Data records
begin

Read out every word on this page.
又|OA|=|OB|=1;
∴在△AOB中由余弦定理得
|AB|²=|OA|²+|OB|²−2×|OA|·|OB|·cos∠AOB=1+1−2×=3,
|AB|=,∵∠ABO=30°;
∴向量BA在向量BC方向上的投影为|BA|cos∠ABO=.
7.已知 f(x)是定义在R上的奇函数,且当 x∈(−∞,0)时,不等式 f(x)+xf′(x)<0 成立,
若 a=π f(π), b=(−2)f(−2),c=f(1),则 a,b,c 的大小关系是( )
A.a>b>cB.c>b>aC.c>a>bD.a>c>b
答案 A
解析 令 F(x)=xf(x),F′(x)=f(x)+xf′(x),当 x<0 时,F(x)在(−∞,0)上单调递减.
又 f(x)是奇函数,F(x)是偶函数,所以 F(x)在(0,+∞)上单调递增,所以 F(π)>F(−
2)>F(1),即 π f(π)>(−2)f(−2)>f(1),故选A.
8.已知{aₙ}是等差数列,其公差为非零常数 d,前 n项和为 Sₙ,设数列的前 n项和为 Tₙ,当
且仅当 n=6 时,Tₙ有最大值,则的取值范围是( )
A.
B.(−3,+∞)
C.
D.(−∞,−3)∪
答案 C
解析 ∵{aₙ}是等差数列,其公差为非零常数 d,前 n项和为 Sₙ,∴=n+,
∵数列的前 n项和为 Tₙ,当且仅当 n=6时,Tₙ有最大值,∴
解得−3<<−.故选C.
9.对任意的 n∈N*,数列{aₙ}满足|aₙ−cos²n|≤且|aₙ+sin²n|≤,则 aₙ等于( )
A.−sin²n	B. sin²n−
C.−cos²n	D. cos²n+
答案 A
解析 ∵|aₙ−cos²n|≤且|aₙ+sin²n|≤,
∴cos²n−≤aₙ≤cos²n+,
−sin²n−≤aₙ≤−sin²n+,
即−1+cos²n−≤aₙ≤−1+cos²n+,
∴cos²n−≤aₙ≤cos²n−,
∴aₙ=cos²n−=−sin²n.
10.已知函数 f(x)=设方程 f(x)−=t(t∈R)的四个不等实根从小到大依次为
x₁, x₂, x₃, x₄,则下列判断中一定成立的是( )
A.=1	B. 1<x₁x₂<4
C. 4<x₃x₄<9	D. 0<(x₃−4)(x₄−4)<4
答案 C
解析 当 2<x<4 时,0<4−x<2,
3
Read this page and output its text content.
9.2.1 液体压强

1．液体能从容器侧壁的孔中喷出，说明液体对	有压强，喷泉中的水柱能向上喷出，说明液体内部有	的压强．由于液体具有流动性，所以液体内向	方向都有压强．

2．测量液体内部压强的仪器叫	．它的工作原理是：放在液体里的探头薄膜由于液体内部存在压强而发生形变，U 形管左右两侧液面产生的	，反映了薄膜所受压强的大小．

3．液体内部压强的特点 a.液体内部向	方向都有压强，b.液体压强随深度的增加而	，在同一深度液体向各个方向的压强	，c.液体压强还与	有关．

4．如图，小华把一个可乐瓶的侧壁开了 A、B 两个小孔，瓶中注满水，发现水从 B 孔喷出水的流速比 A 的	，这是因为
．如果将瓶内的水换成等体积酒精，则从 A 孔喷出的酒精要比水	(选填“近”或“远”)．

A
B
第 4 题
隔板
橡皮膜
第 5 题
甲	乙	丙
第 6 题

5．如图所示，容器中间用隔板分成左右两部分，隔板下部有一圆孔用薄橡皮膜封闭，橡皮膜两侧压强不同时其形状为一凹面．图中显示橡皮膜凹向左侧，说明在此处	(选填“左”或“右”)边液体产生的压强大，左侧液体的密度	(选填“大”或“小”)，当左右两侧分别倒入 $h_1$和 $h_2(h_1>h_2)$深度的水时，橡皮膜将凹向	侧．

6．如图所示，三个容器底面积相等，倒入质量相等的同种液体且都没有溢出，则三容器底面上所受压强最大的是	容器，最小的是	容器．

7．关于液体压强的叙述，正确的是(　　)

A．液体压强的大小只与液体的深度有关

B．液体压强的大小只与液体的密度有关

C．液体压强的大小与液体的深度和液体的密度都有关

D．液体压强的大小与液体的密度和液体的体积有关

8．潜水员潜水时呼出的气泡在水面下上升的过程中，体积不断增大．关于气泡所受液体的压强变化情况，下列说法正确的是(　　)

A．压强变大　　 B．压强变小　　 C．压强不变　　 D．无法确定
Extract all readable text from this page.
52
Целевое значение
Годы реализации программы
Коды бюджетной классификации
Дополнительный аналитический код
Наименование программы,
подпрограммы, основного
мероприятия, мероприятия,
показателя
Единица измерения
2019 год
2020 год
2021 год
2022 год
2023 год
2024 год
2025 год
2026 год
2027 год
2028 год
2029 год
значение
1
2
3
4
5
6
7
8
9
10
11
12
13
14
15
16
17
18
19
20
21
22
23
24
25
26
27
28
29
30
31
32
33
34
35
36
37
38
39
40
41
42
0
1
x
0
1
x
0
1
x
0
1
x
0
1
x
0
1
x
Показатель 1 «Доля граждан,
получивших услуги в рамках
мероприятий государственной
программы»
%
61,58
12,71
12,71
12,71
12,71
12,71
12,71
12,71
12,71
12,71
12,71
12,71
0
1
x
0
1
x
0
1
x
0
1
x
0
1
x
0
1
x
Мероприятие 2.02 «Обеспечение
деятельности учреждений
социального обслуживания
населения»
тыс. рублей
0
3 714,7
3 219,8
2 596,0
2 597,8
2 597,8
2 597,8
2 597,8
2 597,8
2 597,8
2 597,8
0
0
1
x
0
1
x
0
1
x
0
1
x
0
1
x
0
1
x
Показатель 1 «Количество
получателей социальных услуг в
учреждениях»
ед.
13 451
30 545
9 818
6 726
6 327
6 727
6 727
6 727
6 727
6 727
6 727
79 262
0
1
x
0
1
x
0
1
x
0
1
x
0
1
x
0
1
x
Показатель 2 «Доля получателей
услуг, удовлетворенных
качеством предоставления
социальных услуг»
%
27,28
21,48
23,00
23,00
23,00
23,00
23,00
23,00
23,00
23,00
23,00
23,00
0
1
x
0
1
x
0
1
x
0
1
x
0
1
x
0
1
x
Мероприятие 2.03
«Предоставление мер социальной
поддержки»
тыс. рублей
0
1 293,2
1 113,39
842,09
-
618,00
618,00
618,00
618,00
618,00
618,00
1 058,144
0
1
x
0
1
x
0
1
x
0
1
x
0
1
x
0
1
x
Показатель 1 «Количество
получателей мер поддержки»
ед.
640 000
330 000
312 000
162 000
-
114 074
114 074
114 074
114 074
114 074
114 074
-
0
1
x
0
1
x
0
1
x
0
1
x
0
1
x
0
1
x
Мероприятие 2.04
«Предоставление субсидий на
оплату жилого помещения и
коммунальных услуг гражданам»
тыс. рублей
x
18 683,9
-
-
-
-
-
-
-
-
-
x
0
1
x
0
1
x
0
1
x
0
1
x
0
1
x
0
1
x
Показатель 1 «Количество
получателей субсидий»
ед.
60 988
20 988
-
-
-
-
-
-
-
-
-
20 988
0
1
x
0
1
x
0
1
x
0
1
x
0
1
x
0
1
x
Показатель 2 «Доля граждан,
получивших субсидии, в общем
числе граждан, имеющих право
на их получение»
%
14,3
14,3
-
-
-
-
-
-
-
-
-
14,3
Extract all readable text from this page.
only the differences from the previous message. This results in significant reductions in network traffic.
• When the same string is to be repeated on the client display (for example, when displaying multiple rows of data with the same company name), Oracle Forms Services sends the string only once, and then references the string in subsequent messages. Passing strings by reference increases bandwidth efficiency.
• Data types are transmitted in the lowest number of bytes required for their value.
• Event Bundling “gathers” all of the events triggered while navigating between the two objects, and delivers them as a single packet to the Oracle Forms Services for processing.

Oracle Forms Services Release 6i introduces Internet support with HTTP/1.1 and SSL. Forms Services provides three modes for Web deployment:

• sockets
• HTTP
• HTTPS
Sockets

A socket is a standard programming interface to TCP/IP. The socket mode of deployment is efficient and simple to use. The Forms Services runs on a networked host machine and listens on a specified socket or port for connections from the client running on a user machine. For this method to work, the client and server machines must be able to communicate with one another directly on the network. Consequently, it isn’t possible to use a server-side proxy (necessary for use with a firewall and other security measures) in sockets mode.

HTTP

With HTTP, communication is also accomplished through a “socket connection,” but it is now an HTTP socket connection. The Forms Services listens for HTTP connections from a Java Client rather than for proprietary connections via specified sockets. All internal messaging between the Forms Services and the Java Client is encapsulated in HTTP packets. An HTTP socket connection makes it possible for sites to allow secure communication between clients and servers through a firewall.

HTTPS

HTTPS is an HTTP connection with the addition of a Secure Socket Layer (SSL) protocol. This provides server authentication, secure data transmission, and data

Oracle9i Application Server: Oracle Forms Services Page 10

end

§ **WORK TO BE COMPLETED**
Pick out each line in the material containing "between".

§ **TASK SOLUTION**
• Event Bundling “gathers” all of the events triggered while navigating between the two objects, and delivers them as a single packet to the Oracle Forms Services for processing.
With HTTP, communication is also accomplished through a “socket connection,” but it is now an HTTP socket connection. The Forms Services listens for HTTP connections from a Java Client rather than for proprietary connections via specified sockets. All internal messaging between the Forms Services and the Java Client is encapsulated in HTTP packets. An HTTP socket connection makes it possible for sites to allow secure communication between clients and servers through a firewall.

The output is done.